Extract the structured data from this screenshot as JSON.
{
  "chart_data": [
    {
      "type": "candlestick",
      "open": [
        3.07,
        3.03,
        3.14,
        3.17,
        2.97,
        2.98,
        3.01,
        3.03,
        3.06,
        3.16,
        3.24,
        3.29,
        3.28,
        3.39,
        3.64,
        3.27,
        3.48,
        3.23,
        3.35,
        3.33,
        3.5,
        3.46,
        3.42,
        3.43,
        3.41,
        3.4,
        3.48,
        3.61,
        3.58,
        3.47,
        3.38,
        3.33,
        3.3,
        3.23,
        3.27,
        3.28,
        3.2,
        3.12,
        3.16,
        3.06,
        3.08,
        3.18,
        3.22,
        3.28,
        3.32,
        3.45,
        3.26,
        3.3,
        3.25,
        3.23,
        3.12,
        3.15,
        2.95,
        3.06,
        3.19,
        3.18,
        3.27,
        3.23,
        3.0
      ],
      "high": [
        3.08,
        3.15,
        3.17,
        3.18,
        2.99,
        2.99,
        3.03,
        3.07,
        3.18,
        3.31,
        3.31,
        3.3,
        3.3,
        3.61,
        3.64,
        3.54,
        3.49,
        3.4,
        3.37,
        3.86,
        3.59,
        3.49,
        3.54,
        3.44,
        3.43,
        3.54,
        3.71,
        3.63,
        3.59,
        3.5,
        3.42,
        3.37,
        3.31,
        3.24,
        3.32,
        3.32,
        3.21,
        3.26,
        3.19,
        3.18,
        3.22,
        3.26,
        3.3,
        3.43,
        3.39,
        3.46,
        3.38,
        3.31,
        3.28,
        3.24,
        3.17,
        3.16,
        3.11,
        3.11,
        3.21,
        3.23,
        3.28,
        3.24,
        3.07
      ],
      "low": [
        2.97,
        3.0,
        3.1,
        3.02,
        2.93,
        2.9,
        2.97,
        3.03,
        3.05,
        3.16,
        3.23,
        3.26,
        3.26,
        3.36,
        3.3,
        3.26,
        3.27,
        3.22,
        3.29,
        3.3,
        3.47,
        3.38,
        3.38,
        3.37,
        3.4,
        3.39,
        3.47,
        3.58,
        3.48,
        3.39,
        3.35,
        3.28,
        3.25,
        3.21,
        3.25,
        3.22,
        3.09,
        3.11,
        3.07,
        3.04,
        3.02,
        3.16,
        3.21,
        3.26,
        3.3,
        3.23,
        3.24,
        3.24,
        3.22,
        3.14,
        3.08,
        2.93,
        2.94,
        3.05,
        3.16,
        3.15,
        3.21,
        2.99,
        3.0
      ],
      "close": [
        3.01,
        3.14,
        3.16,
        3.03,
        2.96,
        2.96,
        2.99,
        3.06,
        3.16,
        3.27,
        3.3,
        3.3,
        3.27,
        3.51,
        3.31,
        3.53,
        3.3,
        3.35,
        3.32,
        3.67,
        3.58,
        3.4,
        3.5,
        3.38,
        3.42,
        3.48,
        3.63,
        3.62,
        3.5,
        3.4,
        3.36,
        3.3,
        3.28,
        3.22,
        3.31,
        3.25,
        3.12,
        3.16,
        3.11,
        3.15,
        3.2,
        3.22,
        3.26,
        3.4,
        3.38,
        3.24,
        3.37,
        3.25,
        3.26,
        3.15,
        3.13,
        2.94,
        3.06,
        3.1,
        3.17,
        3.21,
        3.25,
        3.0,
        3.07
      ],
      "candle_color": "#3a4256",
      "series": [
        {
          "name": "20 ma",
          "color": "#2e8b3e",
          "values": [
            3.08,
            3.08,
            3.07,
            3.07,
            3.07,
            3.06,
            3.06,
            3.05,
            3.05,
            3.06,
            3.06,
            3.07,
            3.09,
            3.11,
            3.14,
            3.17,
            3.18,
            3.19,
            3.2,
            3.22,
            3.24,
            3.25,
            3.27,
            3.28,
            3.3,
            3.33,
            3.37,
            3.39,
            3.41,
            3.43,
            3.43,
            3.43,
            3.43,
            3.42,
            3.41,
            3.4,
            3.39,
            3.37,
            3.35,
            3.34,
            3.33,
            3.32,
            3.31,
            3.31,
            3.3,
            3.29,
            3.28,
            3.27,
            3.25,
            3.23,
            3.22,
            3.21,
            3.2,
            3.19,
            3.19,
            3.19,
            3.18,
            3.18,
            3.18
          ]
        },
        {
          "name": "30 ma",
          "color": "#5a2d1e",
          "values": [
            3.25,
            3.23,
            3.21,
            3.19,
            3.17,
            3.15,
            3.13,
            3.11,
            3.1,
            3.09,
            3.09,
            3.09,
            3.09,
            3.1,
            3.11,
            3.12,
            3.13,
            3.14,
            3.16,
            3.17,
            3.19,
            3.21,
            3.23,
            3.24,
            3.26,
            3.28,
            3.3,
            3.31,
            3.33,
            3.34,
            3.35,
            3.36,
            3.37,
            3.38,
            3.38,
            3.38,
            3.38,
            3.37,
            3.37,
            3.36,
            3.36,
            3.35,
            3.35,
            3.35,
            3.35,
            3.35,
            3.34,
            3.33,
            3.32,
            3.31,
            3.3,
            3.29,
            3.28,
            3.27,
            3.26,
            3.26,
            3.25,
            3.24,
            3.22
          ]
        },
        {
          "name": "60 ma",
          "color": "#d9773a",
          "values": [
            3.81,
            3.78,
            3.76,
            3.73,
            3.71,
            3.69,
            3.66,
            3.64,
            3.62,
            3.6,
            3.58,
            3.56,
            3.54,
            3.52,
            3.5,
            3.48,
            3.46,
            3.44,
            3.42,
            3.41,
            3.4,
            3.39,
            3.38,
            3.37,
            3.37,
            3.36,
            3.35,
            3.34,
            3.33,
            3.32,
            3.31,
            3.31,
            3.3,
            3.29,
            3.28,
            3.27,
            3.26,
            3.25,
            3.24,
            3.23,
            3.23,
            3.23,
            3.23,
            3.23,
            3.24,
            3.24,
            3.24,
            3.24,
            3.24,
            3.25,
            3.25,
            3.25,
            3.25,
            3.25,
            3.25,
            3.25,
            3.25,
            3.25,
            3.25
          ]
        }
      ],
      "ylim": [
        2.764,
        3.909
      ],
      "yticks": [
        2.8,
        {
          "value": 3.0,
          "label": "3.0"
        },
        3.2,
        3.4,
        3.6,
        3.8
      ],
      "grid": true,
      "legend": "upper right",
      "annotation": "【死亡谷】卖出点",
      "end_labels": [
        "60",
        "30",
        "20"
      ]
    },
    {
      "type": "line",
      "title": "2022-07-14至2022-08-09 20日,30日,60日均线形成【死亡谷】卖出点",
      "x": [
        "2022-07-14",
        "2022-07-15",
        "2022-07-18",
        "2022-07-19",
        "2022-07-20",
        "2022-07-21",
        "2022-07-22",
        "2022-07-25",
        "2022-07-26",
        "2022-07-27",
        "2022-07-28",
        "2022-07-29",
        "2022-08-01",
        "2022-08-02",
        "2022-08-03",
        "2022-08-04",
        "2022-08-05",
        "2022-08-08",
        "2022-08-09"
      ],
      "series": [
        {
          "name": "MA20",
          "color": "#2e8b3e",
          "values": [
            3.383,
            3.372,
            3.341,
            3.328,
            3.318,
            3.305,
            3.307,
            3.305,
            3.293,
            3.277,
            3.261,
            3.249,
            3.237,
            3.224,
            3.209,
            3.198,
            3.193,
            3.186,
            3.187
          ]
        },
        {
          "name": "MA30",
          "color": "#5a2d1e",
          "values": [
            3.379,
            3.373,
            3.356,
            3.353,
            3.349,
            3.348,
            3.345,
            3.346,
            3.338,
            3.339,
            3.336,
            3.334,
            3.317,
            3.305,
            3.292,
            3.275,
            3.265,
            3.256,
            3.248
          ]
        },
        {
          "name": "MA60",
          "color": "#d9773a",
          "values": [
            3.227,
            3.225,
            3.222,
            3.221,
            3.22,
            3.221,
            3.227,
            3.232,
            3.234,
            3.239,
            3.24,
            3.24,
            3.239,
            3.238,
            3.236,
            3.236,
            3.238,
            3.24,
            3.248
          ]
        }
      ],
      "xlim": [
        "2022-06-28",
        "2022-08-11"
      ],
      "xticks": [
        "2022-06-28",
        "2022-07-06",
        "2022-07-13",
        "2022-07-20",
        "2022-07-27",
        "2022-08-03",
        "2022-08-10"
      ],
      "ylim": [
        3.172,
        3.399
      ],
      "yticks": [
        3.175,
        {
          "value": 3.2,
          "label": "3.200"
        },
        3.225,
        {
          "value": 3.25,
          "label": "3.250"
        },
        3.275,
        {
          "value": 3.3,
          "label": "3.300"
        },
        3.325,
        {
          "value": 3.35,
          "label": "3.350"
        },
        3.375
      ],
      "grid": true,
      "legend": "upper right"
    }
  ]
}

================

Reply with nothing but the number of lines that contain the word "right".

▶ Response to the exercise
2